→ **Challenge**: Find the lines holding "marker" and copy them.

→ **Raw records**:
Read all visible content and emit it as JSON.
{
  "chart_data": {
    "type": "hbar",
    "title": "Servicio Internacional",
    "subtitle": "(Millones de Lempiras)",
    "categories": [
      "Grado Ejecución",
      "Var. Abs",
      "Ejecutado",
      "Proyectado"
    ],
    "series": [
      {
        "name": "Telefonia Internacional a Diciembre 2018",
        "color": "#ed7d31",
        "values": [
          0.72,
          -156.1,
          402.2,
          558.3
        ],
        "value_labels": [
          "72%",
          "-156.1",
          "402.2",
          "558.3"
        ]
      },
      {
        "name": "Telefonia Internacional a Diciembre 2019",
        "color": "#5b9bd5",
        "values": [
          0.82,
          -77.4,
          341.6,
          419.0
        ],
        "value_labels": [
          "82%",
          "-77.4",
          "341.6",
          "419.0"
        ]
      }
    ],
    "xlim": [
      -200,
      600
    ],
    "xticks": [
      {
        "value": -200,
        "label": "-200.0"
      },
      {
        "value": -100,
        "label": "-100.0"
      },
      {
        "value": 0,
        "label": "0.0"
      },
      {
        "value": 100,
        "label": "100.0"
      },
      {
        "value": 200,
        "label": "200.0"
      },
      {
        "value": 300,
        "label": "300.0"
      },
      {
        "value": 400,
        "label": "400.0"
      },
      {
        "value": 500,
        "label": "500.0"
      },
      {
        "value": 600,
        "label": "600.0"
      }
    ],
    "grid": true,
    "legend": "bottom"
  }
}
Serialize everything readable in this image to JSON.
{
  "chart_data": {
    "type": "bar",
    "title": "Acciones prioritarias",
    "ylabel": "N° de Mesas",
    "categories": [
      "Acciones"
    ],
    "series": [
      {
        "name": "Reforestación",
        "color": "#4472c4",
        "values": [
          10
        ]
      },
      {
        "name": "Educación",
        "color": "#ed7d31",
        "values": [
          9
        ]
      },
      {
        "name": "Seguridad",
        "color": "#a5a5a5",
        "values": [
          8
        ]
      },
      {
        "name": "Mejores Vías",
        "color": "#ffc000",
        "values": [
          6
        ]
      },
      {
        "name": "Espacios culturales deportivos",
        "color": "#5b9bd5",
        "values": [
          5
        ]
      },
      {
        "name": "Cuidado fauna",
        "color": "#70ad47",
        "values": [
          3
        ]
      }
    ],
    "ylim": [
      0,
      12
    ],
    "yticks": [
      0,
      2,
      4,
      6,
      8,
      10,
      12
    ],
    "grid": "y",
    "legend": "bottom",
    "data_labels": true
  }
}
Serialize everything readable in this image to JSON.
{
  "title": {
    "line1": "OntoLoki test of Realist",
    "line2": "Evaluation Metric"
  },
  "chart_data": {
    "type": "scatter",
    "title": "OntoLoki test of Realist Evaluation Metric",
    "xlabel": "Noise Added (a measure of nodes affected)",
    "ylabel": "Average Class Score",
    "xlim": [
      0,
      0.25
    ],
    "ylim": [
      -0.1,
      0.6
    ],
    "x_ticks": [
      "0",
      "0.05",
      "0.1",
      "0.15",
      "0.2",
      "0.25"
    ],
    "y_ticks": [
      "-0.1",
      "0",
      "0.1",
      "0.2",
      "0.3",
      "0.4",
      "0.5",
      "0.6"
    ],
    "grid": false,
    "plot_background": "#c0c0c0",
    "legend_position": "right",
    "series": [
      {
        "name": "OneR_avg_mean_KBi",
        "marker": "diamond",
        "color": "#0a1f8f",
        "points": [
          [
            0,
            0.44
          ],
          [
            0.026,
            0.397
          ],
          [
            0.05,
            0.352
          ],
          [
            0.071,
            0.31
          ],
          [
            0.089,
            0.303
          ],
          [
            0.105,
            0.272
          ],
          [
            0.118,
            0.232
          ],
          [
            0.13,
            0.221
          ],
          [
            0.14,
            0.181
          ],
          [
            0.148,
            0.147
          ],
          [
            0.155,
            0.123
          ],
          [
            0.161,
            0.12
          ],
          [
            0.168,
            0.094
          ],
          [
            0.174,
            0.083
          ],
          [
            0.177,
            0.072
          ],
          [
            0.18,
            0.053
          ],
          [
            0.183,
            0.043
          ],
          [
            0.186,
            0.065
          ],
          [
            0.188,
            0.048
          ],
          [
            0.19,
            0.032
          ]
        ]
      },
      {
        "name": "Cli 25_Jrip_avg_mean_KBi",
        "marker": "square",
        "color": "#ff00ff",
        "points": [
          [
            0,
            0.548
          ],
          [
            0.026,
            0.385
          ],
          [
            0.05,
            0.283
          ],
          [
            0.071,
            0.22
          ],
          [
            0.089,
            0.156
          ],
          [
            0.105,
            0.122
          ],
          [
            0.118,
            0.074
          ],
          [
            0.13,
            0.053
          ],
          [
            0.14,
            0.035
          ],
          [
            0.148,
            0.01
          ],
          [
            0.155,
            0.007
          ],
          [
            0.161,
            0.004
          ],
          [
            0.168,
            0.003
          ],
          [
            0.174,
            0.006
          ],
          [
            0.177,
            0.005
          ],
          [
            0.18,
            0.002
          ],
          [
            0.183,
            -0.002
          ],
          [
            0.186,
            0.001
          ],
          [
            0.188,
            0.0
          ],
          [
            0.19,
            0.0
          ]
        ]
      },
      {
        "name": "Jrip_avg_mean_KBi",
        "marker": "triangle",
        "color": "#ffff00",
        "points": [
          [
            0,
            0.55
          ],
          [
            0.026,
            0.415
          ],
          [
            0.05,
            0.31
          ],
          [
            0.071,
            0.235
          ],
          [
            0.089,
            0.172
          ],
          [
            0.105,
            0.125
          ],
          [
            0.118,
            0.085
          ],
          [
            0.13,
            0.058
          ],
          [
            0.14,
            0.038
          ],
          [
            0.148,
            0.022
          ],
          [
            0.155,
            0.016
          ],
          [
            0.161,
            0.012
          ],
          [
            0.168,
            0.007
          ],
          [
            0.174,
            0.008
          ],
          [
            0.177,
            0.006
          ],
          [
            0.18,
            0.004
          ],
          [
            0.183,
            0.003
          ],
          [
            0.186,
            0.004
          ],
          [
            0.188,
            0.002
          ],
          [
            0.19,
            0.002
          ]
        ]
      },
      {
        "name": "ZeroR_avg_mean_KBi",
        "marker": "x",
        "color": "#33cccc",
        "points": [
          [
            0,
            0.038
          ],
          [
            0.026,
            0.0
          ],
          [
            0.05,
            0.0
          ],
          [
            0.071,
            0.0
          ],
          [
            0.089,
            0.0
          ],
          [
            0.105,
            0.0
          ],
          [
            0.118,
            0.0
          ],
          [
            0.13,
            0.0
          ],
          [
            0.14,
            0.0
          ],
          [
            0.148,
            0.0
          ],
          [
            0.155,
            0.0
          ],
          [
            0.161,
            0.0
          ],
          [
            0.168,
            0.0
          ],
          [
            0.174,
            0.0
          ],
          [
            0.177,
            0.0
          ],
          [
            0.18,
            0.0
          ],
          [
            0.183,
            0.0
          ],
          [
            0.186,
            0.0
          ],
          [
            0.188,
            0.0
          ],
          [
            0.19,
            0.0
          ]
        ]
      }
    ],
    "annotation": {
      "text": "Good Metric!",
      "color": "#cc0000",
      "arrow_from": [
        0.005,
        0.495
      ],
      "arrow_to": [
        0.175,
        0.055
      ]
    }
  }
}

→ **Reply to the exercise**:
        "marker": "diamond",
        "marker": "square",
        "marker": "triangle",
        "marker": "x",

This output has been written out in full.